# [Direction]
Your task is to output the data exactly as it stands.
________________________________________
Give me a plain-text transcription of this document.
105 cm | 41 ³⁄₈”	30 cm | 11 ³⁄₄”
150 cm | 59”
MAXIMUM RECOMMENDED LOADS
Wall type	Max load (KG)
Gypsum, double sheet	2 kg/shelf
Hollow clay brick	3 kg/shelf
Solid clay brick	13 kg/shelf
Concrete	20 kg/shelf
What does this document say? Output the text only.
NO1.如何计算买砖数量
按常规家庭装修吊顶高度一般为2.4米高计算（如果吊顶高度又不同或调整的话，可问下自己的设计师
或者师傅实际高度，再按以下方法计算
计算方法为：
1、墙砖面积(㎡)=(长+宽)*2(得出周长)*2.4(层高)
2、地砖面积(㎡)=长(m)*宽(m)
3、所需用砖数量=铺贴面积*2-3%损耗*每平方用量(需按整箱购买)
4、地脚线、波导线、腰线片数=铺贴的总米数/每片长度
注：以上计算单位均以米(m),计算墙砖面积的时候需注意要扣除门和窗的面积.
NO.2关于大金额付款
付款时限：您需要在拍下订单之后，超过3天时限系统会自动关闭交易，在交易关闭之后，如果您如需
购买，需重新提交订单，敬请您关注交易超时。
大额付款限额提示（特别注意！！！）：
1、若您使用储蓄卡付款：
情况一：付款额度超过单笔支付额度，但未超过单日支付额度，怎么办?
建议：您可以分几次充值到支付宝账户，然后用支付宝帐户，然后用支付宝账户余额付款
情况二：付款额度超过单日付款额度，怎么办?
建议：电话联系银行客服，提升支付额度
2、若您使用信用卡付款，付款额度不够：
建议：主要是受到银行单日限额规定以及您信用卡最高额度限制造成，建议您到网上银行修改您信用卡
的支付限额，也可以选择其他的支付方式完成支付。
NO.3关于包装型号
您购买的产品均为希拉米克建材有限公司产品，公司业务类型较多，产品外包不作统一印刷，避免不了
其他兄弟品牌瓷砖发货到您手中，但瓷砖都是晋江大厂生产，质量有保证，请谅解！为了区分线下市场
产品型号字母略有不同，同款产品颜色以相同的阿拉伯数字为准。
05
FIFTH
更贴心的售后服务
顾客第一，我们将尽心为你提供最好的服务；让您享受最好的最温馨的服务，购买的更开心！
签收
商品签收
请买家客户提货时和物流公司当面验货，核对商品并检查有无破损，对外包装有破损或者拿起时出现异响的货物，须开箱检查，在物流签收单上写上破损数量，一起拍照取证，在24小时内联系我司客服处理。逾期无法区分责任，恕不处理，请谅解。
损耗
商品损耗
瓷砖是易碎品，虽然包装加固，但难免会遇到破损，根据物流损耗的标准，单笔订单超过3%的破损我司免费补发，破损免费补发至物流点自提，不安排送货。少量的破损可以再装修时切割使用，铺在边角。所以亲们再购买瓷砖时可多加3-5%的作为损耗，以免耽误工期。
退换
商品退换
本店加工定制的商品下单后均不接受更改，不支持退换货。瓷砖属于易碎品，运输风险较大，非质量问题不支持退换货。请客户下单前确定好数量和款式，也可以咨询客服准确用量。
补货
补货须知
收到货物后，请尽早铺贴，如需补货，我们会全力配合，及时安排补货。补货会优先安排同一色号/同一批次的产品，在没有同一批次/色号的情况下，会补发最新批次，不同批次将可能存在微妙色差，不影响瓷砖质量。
________________________________________
# [Exercise answer]
Give me a plain-text transcription of this document.
105 cm | 41 ³⁄₈”	30 cm | 11 ³⁄₄”
150 cm | 59”
MAXIMUM RECOMMENDED LOADS
Wall type	Max load (KG)
Gypsum, double sheet	2 kg/shelf
Hollow clay brick	3 kg/shelf
Solid clay brick	13 kg/shelf
Concrete	20 kg/shelf
What does this document say? Output the text only.
NO1.如何计算买砖数量
按常规家庭装修吊顶高度一般为2.4米高计算（如果吊顶高度又不同或调整的话，可问下自己的设计师
或者师傅实际高度，再按以下方法计算
计算方法为：
1、墙砖面积(㎡)=(长+宽)*2(得出周长)*2.4(层高)
2、地砖面积(㎡)=长(m)*宽(m)
3、所需用砖数量=铺贴面积*2-3%损耗*每平方用量(需按整箱购买)
4、地脚线、波导线、腰线片数=铺贴的总米数/每片长度
注：以上计算单位均以米(m),计算墙砖面积的时候需注意要扣除门和窗的面积.
NO.2关于大金额付款
付款时限：您需要在拍下订单之后，超过3天时限系统会自动关闭交易，在交易关闭之后，如果您如需
购买，需重新提交订单，敬请您关注交易超时。
大额付款限额提示（特别注意！！！）：
1、若您使用储蓄卡付款：
情况一：付款额度超过单笔支付额度，但未超过单日支付额度，怎么办?
建议：您可以分几次充值到支付宝账户，然后用支付宝帐户，然后用支付宝账户余额付款
情况二：付款额度超过单日付款额度，怎么办?
建议：电话联系银行客服，提升支付额度
2、若您使用信用卡付款，付款额度不够：
建议：主要是受到银行单日限额规定以及您信用卡最高额度限制造成，建议您到网上银行修改您信用卡
的支付限额，也可以选择其他的支付方式完成支付。
NO.3关于包装型号
您购买的产品均为希拉米克建材有限公司产品，公司业务类型较多，产品外包不作统一印刷，避免不了
其他兄弟品牌瓷砖发货到您手中，但瓷砖都是晋江大厂生产，质量有保证，请谅解！为了区分线下市场
产品型号字母略有不同，同款产品颜色以相同的阿拉伯数字为准。
05
FIFTH
更贴心的售后服务
顾客第一，我们将尽心为你提供最好的服务；让您享受最好的最温馨的服务，购买的更开心！
签收
商品签收
请买家客户提货时和物流公司当面验货，核对商品并检查有无破损，对外包装有破损或者拿起时出现异响的货物，须开箱检查，在物流签收单上写上破损数量，一起拍照取证，在24小时内联系我司客服处理。逾期无法区分责任，恕不处理，请谅解。
损耗
商品损耗
瓷砖是易碎品，虽然包装加固，但难免会遇到破损，根据物流损耗的标准，单笔订单超过3%的破损我司免费补发，破损免费补发至物流点自提，不安排送货。少量的破损可以再装修时切割使用，铺在边角。所以亲们再购买瓷砖时可多加3-5%的作为损耗，以免耽误工期。
退换
商品退换
本店加工定制的商品下单后均不接受更改，不支持退换货。瓷砖属于易碎品，运输风险较大，非质量问题不支持退换货。请客户下单前确定好数量和款式，也可以咨询客服准确用量。
补货
补货须知
收到货物后，请尽早铺贴，如需补货，我们会全力配合，及时安排补货。补货会优先安排同一色号/同一批次的产品，在没有同一批次/色号的情况下，会补发最新批次，不同批次将可能存在微妙色差，不影响瓷砖质量。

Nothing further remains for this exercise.